[Figure content listings]
_____
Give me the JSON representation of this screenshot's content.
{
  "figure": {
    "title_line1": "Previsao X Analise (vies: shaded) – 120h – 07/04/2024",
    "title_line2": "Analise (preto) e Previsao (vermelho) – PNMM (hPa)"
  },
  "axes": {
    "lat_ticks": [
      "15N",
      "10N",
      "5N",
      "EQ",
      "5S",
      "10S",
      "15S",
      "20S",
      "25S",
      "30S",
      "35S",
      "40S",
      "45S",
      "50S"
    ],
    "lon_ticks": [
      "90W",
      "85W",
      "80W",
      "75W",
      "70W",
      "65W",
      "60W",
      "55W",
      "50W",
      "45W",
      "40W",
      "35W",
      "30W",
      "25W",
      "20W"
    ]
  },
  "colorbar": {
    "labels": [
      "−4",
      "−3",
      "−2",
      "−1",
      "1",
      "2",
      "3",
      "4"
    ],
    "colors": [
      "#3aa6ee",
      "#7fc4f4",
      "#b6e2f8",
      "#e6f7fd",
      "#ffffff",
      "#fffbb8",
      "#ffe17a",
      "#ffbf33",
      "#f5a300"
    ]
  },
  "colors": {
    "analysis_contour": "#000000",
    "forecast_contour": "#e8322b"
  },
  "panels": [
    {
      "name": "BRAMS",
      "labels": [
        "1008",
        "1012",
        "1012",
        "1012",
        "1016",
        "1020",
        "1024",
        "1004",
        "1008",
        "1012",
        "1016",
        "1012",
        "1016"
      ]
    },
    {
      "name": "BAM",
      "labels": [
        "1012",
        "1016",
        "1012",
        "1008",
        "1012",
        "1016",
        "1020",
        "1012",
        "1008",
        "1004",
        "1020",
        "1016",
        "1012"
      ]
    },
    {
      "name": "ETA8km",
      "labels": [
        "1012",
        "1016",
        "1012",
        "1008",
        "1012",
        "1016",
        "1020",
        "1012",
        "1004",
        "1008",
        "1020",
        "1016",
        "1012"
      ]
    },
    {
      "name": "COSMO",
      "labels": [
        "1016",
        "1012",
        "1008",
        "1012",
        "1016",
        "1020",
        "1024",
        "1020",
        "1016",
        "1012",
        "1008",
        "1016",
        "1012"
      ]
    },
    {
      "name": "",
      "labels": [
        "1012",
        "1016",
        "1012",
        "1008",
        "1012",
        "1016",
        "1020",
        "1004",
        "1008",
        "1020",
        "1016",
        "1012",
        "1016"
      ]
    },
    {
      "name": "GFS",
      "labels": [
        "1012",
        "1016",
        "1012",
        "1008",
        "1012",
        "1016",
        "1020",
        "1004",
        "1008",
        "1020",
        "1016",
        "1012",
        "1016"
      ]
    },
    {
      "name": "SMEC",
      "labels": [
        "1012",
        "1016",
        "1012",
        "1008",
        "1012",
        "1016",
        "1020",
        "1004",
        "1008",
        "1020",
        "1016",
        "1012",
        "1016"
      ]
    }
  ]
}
_____
[Task] Select and copy each line from the data that includes the word "name".

[Exercise result]
      "name": "BRAMS",
      "name": "BAM",
      "name": "ETA8km",
      "name": "COSMO",
      "name": "",
      "name": "GFS",
      "name": "SMEC",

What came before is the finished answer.